WHAT YOU NEED TO DO: Every line below that includes "from" counts toward the total. Report that total alone.
☆ ☆ ☆ ☆
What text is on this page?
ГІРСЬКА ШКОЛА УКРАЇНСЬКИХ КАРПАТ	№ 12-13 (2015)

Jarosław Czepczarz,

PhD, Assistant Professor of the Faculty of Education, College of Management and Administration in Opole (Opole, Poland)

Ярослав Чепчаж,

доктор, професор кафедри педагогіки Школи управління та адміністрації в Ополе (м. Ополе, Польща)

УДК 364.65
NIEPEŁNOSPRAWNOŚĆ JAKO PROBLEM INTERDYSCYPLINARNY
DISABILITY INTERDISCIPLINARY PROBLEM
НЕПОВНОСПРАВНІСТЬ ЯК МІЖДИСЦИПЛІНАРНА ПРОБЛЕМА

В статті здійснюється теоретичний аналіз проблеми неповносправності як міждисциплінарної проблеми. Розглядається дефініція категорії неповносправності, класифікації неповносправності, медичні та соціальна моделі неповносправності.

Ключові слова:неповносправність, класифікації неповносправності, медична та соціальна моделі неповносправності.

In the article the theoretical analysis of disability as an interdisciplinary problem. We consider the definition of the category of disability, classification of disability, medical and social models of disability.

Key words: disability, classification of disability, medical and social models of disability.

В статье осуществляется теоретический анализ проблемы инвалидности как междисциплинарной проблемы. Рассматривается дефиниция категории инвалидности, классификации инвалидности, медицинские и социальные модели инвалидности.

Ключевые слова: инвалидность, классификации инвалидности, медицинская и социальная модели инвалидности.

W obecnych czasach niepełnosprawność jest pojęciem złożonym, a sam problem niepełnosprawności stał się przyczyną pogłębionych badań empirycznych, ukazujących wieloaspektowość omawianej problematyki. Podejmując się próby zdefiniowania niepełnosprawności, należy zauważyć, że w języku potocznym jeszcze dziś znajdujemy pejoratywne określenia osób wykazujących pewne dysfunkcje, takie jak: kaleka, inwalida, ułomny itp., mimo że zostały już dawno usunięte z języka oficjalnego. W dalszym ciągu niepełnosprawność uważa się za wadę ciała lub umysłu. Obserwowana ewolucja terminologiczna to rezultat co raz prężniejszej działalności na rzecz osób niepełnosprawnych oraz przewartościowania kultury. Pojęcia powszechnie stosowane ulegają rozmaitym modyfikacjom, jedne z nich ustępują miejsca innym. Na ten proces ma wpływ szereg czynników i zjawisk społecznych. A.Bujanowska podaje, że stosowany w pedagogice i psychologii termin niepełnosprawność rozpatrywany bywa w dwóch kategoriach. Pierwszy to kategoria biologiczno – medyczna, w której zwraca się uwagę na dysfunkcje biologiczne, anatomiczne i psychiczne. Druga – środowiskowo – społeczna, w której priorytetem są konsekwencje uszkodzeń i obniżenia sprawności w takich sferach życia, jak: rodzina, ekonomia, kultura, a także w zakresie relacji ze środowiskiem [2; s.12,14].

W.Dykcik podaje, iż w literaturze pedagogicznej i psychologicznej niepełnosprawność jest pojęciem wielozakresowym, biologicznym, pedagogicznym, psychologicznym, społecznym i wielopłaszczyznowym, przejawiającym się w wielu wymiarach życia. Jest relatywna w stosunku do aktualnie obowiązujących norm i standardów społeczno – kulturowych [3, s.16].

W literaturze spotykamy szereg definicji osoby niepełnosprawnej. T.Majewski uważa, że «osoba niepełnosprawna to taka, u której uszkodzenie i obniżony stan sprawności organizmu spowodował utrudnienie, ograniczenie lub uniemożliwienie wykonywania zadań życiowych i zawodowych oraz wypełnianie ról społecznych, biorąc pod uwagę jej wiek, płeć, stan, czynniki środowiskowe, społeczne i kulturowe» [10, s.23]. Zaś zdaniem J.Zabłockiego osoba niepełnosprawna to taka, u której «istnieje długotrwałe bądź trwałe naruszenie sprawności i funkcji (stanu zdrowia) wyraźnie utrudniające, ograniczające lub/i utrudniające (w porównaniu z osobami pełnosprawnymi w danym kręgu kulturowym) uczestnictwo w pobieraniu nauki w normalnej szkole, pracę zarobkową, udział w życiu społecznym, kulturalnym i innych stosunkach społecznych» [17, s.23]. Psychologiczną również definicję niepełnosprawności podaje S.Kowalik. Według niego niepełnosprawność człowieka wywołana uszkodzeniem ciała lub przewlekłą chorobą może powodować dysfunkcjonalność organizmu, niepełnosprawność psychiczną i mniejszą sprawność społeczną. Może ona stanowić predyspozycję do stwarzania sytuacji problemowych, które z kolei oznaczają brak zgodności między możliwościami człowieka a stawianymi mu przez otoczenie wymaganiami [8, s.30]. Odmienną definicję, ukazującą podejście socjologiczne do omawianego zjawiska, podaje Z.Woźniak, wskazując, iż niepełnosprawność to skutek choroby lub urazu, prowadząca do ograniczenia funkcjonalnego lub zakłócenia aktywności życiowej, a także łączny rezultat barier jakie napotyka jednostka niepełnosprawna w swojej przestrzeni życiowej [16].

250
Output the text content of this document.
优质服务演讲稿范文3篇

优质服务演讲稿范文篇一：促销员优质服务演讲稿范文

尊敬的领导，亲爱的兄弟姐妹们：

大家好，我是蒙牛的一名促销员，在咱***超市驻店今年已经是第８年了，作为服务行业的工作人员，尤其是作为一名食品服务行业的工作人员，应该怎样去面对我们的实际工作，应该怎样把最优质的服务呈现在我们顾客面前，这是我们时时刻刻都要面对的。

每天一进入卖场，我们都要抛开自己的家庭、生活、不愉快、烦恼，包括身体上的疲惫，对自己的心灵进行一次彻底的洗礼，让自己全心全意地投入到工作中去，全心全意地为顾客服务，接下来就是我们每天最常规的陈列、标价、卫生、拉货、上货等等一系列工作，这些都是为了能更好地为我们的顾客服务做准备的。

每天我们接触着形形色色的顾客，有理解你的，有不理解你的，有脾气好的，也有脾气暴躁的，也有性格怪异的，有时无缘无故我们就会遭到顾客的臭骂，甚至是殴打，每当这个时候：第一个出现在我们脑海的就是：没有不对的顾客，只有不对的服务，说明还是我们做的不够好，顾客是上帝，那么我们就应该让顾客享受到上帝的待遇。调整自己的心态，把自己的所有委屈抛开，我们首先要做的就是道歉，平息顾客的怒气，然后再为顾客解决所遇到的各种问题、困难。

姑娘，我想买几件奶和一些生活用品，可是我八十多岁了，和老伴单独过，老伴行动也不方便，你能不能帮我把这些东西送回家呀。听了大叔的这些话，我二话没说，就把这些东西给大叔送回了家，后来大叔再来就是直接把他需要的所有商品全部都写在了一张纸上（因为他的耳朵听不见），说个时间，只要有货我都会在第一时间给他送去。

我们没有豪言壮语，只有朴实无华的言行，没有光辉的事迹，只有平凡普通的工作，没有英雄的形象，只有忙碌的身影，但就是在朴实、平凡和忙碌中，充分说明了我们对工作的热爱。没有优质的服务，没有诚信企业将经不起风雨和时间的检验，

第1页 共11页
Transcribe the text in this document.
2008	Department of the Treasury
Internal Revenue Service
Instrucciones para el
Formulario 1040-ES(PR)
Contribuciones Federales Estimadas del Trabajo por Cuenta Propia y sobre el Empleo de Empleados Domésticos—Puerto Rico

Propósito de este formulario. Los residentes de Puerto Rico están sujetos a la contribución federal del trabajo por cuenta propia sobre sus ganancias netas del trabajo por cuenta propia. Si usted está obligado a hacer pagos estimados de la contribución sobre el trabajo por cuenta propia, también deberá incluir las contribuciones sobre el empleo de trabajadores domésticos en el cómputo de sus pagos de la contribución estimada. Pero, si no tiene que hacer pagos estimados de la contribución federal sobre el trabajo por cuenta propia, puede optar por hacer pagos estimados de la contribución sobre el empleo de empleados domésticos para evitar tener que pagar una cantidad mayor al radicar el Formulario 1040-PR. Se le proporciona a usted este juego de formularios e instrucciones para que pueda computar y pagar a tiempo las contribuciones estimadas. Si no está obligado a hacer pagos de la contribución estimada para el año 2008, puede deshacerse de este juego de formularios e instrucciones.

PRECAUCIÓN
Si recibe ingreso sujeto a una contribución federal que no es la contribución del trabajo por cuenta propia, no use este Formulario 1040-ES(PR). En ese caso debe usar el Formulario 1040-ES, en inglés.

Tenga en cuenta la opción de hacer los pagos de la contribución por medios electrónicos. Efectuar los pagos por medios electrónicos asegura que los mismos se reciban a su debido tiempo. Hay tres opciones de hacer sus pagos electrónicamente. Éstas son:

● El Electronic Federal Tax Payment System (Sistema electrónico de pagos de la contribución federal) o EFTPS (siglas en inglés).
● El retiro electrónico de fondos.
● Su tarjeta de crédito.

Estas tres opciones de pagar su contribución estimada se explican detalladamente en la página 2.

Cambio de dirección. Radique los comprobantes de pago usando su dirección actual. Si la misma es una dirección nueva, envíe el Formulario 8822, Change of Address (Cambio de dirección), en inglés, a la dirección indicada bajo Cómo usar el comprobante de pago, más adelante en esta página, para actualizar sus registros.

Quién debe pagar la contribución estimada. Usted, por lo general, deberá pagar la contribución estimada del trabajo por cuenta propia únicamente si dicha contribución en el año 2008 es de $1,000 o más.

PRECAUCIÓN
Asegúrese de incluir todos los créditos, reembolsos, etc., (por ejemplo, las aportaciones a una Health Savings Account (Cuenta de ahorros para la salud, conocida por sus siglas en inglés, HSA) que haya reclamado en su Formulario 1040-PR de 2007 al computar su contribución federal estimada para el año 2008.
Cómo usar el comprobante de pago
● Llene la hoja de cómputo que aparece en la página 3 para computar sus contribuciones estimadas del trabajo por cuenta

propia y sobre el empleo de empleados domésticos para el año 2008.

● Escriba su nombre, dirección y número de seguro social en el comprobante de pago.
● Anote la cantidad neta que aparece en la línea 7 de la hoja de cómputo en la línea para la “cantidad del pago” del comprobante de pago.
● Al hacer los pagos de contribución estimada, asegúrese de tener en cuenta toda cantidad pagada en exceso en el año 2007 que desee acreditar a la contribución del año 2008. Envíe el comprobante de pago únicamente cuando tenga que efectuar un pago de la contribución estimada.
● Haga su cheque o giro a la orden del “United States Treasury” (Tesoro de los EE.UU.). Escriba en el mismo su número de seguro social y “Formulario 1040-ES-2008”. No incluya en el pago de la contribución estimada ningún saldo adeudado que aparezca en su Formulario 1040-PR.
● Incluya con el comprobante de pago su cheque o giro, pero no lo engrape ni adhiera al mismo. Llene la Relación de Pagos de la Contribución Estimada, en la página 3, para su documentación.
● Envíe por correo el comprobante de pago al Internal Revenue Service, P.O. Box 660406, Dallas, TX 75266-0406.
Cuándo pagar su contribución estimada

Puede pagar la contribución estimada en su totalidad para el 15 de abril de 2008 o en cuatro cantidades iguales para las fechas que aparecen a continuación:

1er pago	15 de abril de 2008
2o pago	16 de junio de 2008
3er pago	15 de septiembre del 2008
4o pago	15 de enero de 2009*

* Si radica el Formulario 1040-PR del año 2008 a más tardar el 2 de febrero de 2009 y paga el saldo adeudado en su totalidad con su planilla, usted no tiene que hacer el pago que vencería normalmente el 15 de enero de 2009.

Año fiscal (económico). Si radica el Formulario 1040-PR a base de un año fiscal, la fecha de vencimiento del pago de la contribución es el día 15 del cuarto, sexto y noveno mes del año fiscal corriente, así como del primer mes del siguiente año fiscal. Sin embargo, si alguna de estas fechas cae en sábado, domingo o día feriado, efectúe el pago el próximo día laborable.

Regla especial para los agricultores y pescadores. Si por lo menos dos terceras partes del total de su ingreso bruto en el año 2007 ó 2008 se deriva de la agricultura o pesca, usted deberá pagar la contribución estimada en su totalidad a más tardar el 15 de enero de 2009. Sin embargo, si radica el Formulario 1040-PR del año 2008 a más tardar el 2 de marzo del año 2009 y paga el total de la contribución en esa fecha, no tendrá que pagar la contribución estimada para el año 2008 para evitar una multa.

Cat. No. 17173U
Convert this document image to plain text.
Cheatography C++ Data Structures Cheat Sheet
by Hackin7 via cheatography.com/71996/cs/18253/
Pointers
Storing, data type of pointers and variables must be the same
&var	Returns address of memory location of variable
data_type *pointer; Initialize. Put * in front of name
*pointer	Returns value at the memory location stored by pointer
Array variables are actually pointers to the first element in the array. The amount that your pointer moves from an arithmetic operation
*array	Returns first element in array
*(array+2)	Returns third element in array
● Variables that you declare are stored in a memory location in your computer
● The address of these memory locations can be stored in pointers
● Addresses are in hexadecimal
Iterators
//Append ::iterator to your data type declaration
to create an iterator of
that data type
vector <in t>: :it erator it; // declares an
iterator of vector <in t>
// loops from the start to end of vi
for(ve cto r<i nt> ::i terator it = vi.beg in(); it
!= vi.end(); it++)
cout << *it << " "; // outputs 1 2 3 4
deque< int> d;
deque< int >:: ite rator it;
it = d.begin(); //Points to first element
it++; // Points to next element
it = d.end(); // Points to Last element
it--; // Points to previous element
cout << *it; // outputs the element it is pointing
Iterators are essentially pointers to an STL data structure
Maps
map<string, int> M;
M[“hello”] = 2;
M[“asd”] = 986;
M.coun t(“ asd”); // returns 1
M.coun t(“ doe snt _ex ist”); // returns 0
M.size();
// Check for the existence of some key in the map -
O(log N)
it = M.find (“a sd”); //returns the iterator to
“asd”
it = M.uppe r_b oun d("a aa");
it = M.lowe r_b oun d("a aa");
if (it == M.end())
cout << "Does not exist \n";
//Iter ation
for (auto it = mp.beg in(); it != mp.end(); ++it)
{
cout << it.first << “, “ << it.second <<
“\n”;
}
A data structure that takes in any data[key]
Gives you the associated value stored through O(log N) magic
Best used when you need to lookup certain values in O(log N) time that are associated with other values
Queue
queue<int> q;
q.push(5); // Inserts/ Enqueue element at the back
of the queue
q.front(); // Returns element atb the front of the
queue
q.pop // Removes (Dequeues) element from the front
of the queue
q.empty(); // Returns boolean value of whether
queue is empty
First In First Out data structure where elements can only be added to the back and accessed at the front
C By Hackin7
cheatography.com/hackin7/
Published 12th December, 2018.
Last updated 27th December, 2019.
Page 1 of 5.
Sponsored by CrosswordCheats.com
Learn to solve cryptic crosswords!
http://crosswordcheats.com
☆ ☆ ☆ ☆
REPLY TO THE TASK: 3